Records for processing
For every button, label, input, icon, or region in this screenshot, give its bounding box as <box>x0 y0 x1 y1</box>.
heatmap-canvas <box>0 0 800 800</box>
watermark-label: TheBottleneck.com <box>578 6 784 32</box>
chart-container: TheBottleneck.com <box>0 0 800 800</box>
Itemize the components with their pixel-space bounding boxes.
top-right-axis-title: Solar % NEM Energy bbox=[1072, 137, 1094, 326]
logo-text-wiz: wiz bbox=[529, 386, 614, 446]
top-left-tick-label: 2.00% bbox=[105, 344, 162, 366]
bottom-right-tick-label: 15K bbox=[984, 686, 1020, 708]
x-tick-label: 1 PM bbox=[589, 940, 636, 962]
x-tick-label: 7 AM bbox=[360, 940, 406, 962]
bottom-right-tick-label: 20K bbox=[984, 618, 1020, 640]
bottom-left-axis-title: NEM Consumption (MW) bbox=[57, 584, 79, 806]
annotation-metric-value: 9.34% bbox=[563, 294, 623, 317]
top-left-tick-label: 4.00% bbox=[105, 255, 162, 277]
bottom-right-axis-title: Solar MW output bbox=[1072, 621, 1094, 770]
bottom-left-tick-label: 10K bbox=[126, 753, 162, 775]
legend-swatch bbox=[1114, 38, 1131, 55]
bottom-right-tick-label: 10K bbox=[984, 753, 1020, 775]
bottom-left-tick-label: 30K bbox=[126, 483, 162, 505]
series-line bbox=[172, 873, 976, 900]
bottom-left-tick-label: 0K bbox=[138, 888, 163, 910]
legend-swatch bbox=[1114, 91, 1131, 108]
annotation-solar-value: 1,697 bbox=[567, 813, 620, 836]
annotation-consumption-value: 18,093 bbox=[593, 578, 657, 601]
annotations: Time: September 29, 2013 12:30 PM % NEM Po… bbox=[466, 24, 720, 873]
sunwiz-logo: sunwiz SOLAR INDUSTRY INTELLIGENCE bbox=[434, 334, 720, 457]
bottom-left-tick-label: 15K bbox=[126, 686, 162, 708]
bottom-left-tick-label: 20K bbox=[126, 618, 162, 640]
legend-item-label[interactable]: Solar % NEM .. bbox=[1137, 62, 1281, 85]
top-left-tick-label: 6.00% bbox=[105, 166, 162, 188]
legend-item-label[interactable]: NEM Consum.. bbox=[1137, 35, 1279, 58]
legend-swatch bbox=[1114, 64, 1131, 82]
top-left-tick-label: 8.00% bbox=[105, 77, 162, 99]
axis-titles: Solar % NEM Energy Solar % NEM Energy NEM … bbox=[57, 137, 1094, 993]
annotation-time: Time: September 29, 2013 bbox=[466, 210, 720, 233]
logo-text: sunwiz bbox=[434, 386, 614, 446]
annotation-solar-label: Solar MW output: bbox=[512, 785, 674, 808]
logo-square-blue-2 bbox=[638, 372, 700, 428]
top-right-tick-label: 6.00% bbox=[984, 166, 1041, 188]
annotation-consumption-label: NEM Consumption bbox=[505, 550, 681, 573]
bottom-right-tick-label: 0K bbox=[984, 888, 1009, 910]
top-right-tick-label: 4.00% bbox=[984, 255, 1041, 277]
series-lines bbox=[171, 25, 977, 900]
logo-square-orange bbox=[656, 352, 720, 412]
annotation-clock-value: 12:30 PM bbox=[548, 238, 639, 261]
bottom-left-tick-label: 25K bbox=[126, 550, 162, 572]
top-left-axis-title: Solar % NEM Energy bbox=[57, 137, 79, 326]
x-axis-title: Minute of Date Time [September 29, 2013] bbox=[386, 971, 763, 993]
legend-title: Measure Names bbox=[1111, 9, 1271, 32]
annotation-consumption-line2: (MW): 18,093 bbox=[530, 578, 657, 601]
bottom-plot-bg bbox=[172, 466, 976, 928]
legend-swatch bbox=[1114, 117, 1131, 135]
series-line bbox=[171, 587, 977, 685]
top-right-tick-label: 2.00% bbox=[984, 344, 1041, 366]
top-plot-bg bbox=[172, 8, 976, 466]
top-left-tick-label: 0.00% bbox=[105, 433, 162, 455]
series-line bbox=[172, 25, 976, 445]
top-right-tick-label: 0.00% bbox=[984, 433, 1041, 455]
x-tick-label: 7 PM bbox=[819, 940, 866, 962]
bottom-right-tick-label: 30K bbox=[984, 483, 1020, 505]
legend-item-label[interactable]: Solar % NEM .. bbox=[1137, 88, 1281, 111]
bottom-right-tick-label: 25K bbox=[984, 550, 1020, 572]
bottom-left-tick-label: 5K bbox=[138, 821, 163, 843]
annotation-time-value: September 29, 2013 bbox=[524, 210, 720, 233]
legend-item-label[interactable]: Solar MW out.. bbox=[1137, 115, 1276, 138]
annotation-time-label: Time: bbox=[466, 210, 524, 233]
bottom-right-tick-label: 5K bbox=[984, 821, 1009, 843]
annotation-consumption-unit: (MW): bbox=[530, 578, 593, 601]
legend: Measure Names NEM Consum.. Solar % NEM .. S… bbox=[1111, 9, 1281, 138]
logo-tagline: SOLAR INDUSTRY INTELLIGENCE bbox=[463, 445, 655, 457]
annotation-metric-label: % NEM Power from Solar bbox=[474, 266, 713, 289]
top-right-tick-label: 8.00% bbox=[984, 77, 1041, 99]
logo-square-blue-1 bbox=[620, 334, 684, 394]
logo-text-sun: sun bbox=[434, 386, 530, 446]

The task
Return every line of the listing above verbatim, from the first line to the last, with nothing changed.

Solution to the exercise
For every button, label, input, icon, or region in this screenshot, give its bounding box as <box>x0 y0 x1 y1</box>.
heatmap-canvas <box>0 0 800 800</box>
watermark-label: TheBottleneck.com <box>578 6 784 32</box>
chart-container: TheBottleneck.com <box>0 0 800 800</box>
Itemize the components with their pixel-space bounding boxes.
top-right-axis-title: Solar % NEM Energy bbox=[1072, 137, 1094, 326]
logo-text-wiz: wiz bbox=[529, 386, 614, 446]
top-left-tick-label: 2.00% bbox=[105, 344, 162, 366]
bottom-right-tick-label: 15K bbox=[984, 686, 1020, 708]
x-tick-label: 1 PM bbox=[589, 940, 636, 962]
x-tick-label: 7 AM bbox=[360, 940, 406, 962]
bottom-right-tick-label: 20K bbox=[984, 618, 1020, 640]
bottom-left-axis-title: NEM Consumption (MW) bbox=[57, 584, 79, 806]
annotation-metric-value: 9.34% bbox=[563, 294, 623, 317]
top-left-tick-label: 4.00% bbox=[105, 255, 162, 277]
bottom-right-axis-title: Solar MW output bbox=[1072, 621, 1094, 770]
bottom-left-tick-label: 10K bbox=[126, 753, 162, 775]
legend-swatch bbox=[1114, 38, 1131, 55]
bottom-right-tick-label: 10K bbox=[984, 753, 1020, 775]
bottom-left-tick-label: 30K bbox=[126, 483, 162, 505]
series-line bbox=[172, 873, 976, 900]
bottom-left-tick-label: 0K bbox=[138, 888, 163, 910]
legend-swatch bbox=[1114, 91, 1131, 108]
annotation-solar-value: 1,697 bbox=[567, 813, 620, 836]
annotation-consumption-value: 18,093 bbox=[593, 578, 657, 601]
annotations: Time: September 29, 2013 12:30 PM % NEM Po… bbox=[466, 24, 720, 873]
sunwiz-logo: sunwiz SOLAR INDUSTRY INTELLIGENCE bbox=[434, 334, 720, 457]
bottom-left-tick-label: 15K bbox=[126, 686, 162, 708]
bottom-left-tick-label: 20K bbox=[126, 618, 162, 640]
legend-item-label[interactable]: Solar % NEM .. bbox=[1137, 62, 1281, 85]
top-left-tick-label: 6.00% bbox=[105, 166, 162, 188]
legend-item-label[interactable]: NEM Consum.. bbox=[1137, 35, 1279, 58]
legend-swatch bbox=[1114, 64, 1131, 82]
top-left-tick-label: 8.00% bbox=[105, 77, 162, 99]
axis-titles: Solar % NEM Energy Solar % NEM Energy NEM … bbox=[57, 137, 1094, 993]
annotation-time: Time: September 29, 2013 bbox=[466, 210, 720, 233]
logo-text: sunwiz bbox=[434, 386, 614, 446]
annotation-solar-label: Solar MW output: bbox=[512, 785, 674, 808]
logo-square-blue-2 bbox=[638, 372, 700, 428]
top-right-tick-label: 6.00% bbox=[984, 166, 1041, 188]
annotation-consumption-label: NEM Consumption bbox=[505, 550, 681, 573]
bottom-right-tick-label: 0K bbox=[984, 888, 1009, 910]
top-right-tick-label: 4.00% bbox=[984, 255, 1041, 277]
series-lines bbox=[171, 25, 977, 900]
logo-square-orange bbox=[656, 352, 720, 412]
annotation-clock-value: 12:30 PM bbox=[548, 238, 639, 261]
bottom-left-tick-label: 25K bbox=[126, 550, 162, 572]
top-left-axis-title: Solar % NEM Energy bbox=[57, 137, 79, 326]
x-axis-title: Minute of Date Time [September 29, 2013] bbox=[386, 971, 763, 993]
legend-title: Measure Names bbox=[1111, 9, 1271, 32]
annotation-consumption-line2: (MW): 18,093 bbox=[530, 578, 657, 601]
bottom-plot-bg bbox=[172, 466, 976, 928]
legend-swatch bbox=[1114, 117, 1131, 135]
series-line bbox=[171, 587, 977, 685]
top-right-tick-label: 2.00% bbox=[984, 344, 1041, 366]
top-plot-bg bbox=[172, 8, 976, 466]
top-left-tick-label: 0.00% bbox=[105, 433, 162, 455]
series-line bbox=[172, 25, 976, 445]
top-right-tick-label: 0.00% bbox=[984, 433, 1041, 455]
x-tick-label: 7 PM bbox=[819, 940, 866, 962]
bottom-right-tick-label: 30K bbox=[984, 483, 1020, 505]
legend-item-label[interactable]: Solar % NEM .. bbox=[1137, 88, 1281, 111]
bottom-right-tick-label: 25K bbox=[984, 550, 1020, 572]
bottom-left-tick-label: 5K bbox=[138, 821, 163, 843]
annotation-time-value: September 29, 2013 bbox=[524, 210, 720, 233]
legend-item-label[interactable]: Solar MW out.. bbox=[1137, 115, 1276, 138]
annotation-time-label: Time: bbox=[466, 210, 524, 233]
bottom-right-tick-label: 5K bbox=[984, 821, 1009, 843]
annotation-consumption-unit: (MW): bbox=[530, 578, 593, 601]
legend: Measure Names NEM Consum.. Solar % NEM .. S… bbox=[1111, 9, 1281, 138]
logo-tagline: SOLAR INDUSTRY INTELLIGENCE bbox=[463, 445, 655, 457]
annotation-metric-label: % NEM Power from Solar bbox=[474, 266, 713, 289]
top-right-tick-label: 8.00% bbox=[984, 77, 1041, 99]
logo-square-blue-1 bbox=[620, 334, 684, 394]
logo-text-sun: sun bbox=[434, 386, 530, 446]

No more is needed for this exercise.